WORK TO BE COMPLETED:
Copy out the data below verbatim.

━━ DATA SUPPLIED

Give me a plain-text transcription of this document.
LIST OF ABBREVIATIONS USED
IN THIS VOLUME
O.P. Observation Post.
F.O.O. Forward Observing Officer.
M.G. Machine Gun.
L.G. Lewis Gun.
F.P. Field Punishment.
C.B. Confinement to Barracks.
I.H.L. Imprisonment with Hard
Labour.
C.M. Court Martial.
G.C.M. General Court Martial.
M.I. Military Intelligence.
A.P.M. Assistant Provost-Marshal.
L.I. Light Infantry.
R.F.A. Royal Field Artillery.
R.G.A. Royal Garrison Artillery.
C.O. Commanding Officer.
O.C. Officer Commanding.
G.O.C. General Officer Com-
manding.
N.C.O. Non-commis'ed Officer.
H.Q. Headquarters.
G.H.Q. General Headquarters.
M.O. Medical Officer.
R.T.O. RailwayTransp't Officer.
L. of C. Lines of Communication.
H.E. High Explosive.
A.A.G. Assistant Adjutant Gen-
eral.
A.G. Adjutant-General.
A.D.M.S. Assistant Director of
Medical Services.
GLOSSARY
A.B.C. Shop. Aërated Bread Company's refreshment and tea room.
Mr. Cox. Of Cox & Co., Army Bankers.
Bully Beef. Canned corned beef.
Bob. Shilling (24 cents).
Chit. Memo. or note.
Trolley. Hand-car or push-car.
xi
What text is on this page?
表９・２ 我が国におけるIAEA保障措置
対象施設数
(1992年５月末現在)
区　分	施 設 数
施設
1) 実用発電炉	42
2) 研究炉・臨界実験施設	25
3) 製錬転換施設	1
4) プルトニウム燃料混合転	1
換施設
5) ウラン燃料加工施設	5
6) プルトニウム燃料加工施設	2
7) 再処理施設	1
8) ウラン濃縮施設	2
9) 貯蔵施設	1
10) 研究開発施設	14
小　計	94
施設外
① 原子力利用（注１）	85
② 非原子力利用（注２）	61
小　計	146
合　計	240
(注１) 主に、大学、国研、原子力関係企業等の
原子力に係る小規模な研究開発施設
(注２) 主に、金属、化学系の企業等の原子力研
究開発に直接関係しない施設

━━━━

RESULT OF THIS TASK:
Give me a plain-text transcription of this document.
LIST OF ABBREVIATIONS USED
IN THIS VOLUME
O.P. Observation Post.
F.O.O. Forward Observing Officer.
M.G. Machine Gun.
L.G. Lewis Gun.
F.P. Field Punishment.
C.B. Confinement to Barracks.
I.H.L. Imprisonment with Hard
Labour.
C.M. Court Martial.
G.C.M. General Court Martial.
M.I. Military Intelligence.
A.P.M. Assistant Provost-Marshal.
L.I. Light Infantry.
R.F.A. Royal Field Artillery.
R.G.A. Royal Garrison Artillery.
C.O. Commanding Officer.
O.C. Officer Commanding.
G.O.C. General Officer Com-
manding.
N.C.O. Non-commis'ed Officer.
H.Q. Headquarters.
G.H.Q. General Headquarters.
M.O. Medical Officer.
R.T.O. RailwayTransp't Officer.
L. of C. Lines of Communication.
H.E. High Explosive.
A.A.G. Assistant Adjutant Gen-
eral.
A.G. Adjutant-General.
A.D.M.S. Assistant Director of
Medical Services.
GLOSSARY
A.B.C. Shop. Aërated Bread Company's refreshment and tea room.
Mr. Cox. Of Cox & Co., Army Bankers.
Bully Beef. Canned corned beef.
Bob. Shilling (24 cents).
Chit. Memo. or note.
Trolley. Hand-car or push-car.
xi
What text is on this page?
表９・２ 我が国におけるIAEA保障措置
対象施設数
(1992年５月末現在)
区　分	施 設 数
施設
1) 実用発電炉	42
2) 研究炉・臨界実験施設	25
3) 製錬転換施設	1
4) プルトニウム燃料混合転	1
換施設
5) ウラン燃料加工施設	5
6) プルトニウム燃料加工施設	2
7) 再処理施設	1
8) ウラン濃縮施設	2
9) 貯蔵施設	1
10) 研究開発施設	14
小　計	94
施設外
① 原子力利用（注１）	85
② 非原子力利用（注２）	61
小　計	146
合　計	240
(注１) 主に、大学、国研、原子力関係企業等の
原子力に係る小規模な研究開発施設
(注２) 主に、金属、化学系の企業等の原子力研
究開発に直接関係しない施設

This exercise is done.